Brief
Give back each entry unchanged, minus pictures.

Information shown
^^^^^^^^^^^^^^^^

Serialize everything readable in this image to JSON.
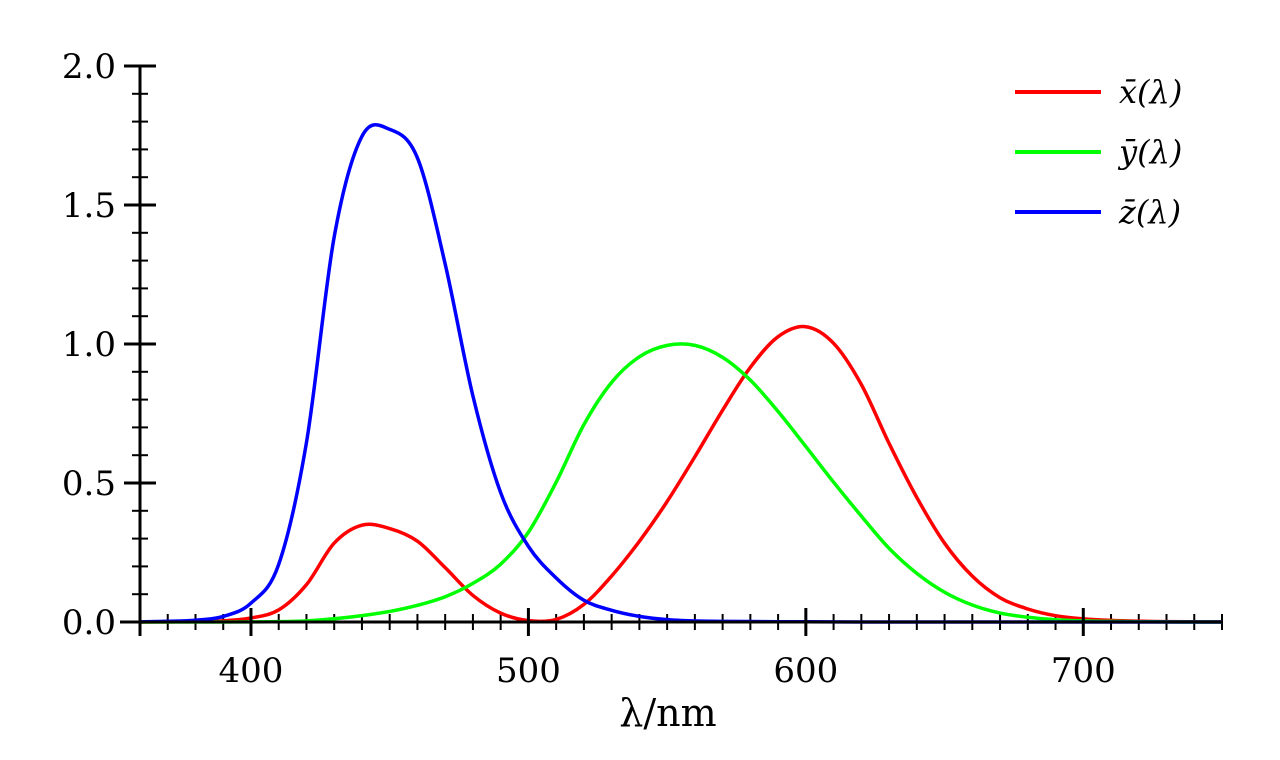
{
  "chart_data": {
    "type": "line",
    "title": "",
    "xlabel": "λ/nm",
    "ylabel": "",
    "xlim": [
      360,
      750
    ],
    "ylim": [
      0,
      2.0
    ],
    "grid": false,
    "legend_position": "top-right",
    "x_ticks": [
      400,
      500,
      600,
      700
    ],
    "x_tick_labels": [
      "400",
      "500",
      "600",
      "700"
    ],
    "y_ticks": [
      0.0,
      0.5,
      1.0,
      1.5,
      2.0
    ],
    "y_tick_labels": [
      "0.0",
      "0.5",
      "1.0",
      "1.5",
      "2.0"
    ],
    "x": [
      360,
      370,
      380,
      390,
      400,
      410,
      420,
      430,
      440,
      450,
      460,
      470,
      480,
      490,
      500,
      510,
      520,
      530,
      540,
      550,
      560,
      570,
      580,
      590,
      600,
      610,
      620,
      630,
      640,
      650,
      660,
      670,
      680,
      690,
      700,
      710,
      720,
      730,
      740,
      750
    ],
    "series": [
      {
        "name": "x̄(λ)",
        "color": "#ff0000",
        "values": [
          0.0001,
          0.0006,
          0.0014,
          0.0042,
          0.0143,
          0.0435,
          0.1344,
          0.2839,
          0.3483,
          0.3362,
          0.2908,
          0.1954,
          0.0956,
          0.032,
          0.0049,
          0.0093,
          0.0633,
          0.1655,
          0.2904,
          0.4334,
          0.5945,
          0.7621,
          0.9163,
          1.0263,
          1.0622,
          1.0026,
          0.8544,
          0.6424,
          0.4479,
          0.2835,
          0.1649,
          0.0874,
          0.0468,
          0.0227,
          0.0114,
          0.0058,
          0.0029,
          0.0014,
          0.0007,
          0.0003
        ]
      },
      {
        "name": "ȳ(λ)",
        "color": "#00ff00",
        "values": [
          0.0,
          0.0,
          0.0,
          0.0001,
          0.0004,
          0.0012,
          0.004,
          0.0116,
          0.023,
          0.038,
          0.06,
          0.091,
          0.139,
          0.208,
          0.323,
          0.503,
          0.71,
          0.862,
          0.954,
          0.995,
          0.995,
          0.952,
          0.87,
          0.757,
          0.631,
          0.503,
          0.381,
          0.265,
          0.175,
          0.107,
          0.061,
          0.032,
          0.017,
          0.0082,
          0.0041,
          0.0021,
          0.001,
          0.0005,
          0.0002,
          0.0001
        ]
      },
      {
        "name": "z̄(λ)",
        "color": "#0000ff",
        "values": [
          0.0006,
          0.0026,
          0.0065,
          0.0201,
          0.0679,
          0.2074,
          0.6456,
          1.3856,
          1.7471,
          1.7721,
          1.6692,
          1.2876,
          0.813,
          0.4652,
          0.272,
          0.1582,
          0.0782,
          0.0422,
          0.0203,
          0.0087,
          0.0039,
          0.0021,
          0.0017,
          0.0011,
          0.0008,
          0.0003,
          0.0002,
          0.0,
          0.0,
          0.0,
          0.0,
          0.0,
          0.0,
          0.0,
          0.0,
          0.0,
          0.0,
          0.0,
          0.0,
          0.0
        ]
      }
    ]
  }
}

^^^^^^^^^^^^^^^^

Output for this exercise
Serialize everything readable in this image to JSON.
{
  "chart_data": {
    "type": "line",
    "title": "",
    "xlabel": "λ/nm",
    "ylabel": "",
    "xlim": [
      360,
      750
    ],
    "ylim": [
      0,
      2.0
    ],
    "grid": false,
    "legend_position": "top-right",
    "x_ticks": [
      400,
      500,
      600,
      700
    ],
    "x_tick_labels": [
      "400",
      "500",
      "600",
      "700"
    ],
    "y_ticks": [
      0.0,
      0.5,
      1.0,
      1.5,
      2.0
    ],
    "y_tick_labels": [
      "0.0",
      "0.5",
      "1.0",
      "1.5",
      "2.0"
    ],
    "x": [
      360,
      370,
      380,
      390,
      400,
      410,
      420,
      430,
      440,
      450,
      460,
      470,
      480,
      490,
      500,
      510,
      520,
      530,
      540,
      550,
      560,
      570,
      580,
      590,
      600,
      610,
      620,
      630,
      640,
      650,
      660,
      670,
      680,
      690,
      700,
      710,
      720,
      730,
      740,
      750
    ],
    "series": [
      {
        "name": "x̄(λ)",
        "color": "#ff0000",
        "values": [
          0.0001,
          0.0006,
          0.0014,
          0.0042,
          0.0143,
          0.0435,
          0.1344,
          0.2839,
          0.3483,
          0.3362,
          0.2908,
          0.1954,
          0.0956,
          0.032,
          0.0049,
          0.0093,
          0.0633,
          0.1655,
          0.2904,
          0.4334,
          0.5945,
          0.7621,
          0.9163,
          1.0263,
          1.0622,
          1.0026,
          0.8544,
          0.6424,
          0.4479,
          0.2835,
          0.1649,
          0.0874,
          0.0468,
          0.0227,
          0.0114,
          0.0058,
          0.0029,
          0.0014,
          0.0007,
          0.0003
        ]
      },
      {
        "name": "ȳ(λ)",
        "color": "#00ff00",
        "values": [
          0.0,
          0.0,
          0.0,
          0.0001,
          0.0004,
          0.0012,
          0.004,
          0.0116,
          0.023,
          0.038,
          0.06,
          0.091,
          0.139,
          0.208,
          0.323,
          0.503,
          0.71,
          0.862,
          0.954,
          0.995,
          0.995,
          0.952,
          0.87,
          0.757,
          0.631,
          0.503,
          0.381,
          0.265,
          0.175,
          0.107,
          0.061,
          0.032,
          0.017,
          0.0082,
          0.0041,
          0.0021,
          0.001,
          0.0005,
          0.0002,
          0.0001
        ]
      },
      {
        "name": "z̄(λ)",
        "color": "#0000ff",
        "values": [
          0.0006,
          0.0026,
          0.0065,
          0.0201,
          0.0679,
          0.2074,
          0.6456,
          1.3856,
          1.7471,
          1.7721,
          1.6692,
          1.2876,
          0.813,
          0.4652,
          0.272,
          0.1582,
          0.0782,
          0.0422,
          0.0203,
          0.0087,
          0.0039,
          0.0021,
          0.0017,
          0.0011,
          0.0008,
          0.0003,
          0.0002,
          0.0,
          0.0,
          0.0,
          0.0,
          0.0,
          0.0,
          0.0,
          0.0,
          0.0,
          0.0,
          0.0,
          0.0,
          0.0
        ]
      }
    ]
  }
}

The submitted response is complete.